- [Entries]:
+===+
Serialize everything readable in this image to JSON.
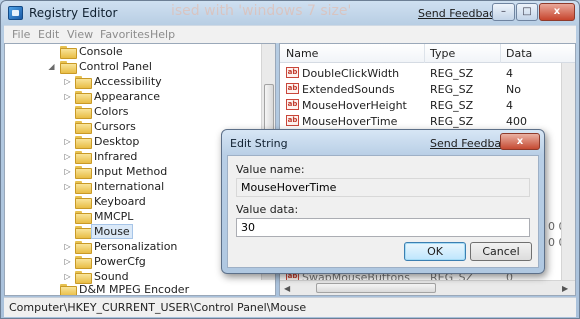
{
  "window": {
    "title": "Registry Editor",
    "watermark": "ised with 'windows 7 size'",
    "send_feedback": "Send Feedback",
    "min_glyph": "–",
    "max_glyph": "□",
    "close_glyph": "x"
  },
  "menu": {
    "items": [
      "File",
      "Edit",
      "View",
      "Favorites",
      "Help"
    ]
  },
  "tree": {
    "items": [
      {
        "label": "Console"
      },
      {
        "label": "Control Panel"
      },
      {
        "label": "Accessibility"
      },
      {
        "label": "Appearance"
      },
      {
        "label": "Colors"
      },
      {
        "label": "Cursors"
      },
      {
        "label": "Desktop"
      },
      {
        "label": "Infrared"
      },
      {
        "label": "Input Method"
      },
      {
        "label": "International"
      },
      {
        "label": "Keyboard"
      },
      {
        "label": "MMCPL"
      },
      {
        "label": "Mouse"
      },
      {
        "label": "Personalization"
      },
      {
        "label": "PowerCfg"
      },
      {
        "label": "Sound"
      },
      {
        "label": "D&M MPEG Encoder"
      }
    ]
  },
  "list": {
    "columns": {
      "name": "Name",
      "type": "Type",
      "data": "Data"
    },
    "rows": [
      {
        "name": "DoubleClickWidth",
        "type": "REG_SZ",
        "data": "4"
      },
      {
        "name": "ExtendedSounds",
        "type": "REG_SZ",
        "data": "No"
      },
      {
        "name": "MouseHoverHeight",
        "type": "REG_SZ",
        "data": "4"
      },
      {
        "name": "MouseHoverTime",
        "type": "REG_SZ",
        "data": "400"
      }
    ],
    "partial_rows": [
      {
        "name": "SwapMouseButtons",
        "type": "REG_SZ",
        "data": "0"
      }
    ],
    "hidden_values_right": [
      "0 0",
      "0 0"
    ]
  },
  "status": {
    "path": "Computer\\HKEY_CURRENT_USER\\Control Panel\\Mouse"
  },
  "dialog": {
    "title": "Edit String",
    "send_feedback": "Send Feedback",
    "close_glyph": "x",
    "value_name_label": "Value name:",
    "value_name": "MouseHoverTime",
    "value_data_label": "Value data:",
    "value_data": "30",
    "ok_label": "OK",
    "cancel_label": "Cancel"
  },
  "icons": {
    "string_value": "ab",
    "expand": "▷",
    "collapse": "◢"
  }
}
+===+
- [What to work on]: Leave the pictures out and write out every entry exactly as given.

- [Output of the task]:
Serialize everything readable in this image to JSON.
{
  "window": {
    "title": "Registry Editor",
    "watermark": "ised with 'windows 7 size'",
    "send_feedback": "Send Feedback",
    "min_glyph": "–",
    "max_glyph": "□",
    "close_glyph": "x"
  },
  "menu": {
    "items": [
      "File",
      "Edit",
      "View",
      "Favorites",
      "Help"
    ]
  },
  "tree": {
    "items": [
      {
        "label": "Console"
      },
      {
        "label": "Control Panel"
      },
      {
        "label": "Accessibility"
      },
      {
        "label": "Appearance"
      },
      {
        "label": "Colors"
      },
      {
        "label": "Cursors"
      },
      {
        "label": "Desktop"
      },
      {
        "label": "Infrared"
      },
      {
        "label": "Input Method"
      },
      {
        "label": "International"
      },
      {
        "label": "Keyboard"
      },
      {
        "label": "MMCPL"
      },
      {
        "label": "Mouse"
      },
      {
        "label": "Personalization"
      },
      {
        "label": "PowerCfg"
      },
      {
        "label": "Sound"
      },
      {
        "label": "D&M MPEG Encoder"
      }
    ]
  },
  "list": {
    "columns": {
      "name": "Name",
      "type": "Type",
      "data": "Data"
    },
    "rows": [
      {
        "name": "DoubleClickWidth",
        "type": "REG_SZ",
        "data": "4"
      },
      {
        "name": "ExtendedSounds",
        "type": "REG_SZ",
        "data": "No"
      },
      {
        "name": "MouseHoverHeight",
        "type": "REG_SZ",
        "data": "4"
      },
      {
        "name": "MouseHoverTime",
        "type": "REG_SZ",
        "data": "400"
      }
    ],
    "partial_rows": [
      {
        "name": "SwapMouseButtons",
        "type": "REG_SZ",
        "data": "0"
      }
    ],
    "hidden_values_right": [
      "0 0",
      "0 0"
    ]
  },
  "status": {
    "path": "Computer\\HKEY_CURRENT_USER\\Control Panel\\Mouse"
  },
  "dialog": {
    "title": "Edit String",
    "send_feedback": "Send Feedback",
    "close_glyph": "x",
    "value_name_label": "Value name:",
    "value_name": "MouseHoverTime",
    "value_data_label": "Value data:",
    "value_data": "30",
    "ok_label": "OK",
    "cancel_label": "Cancel"
  },
  "icons": {
    "string_value": "ab",
    "expand": "▷",
    "collapse": "◢"
  }
}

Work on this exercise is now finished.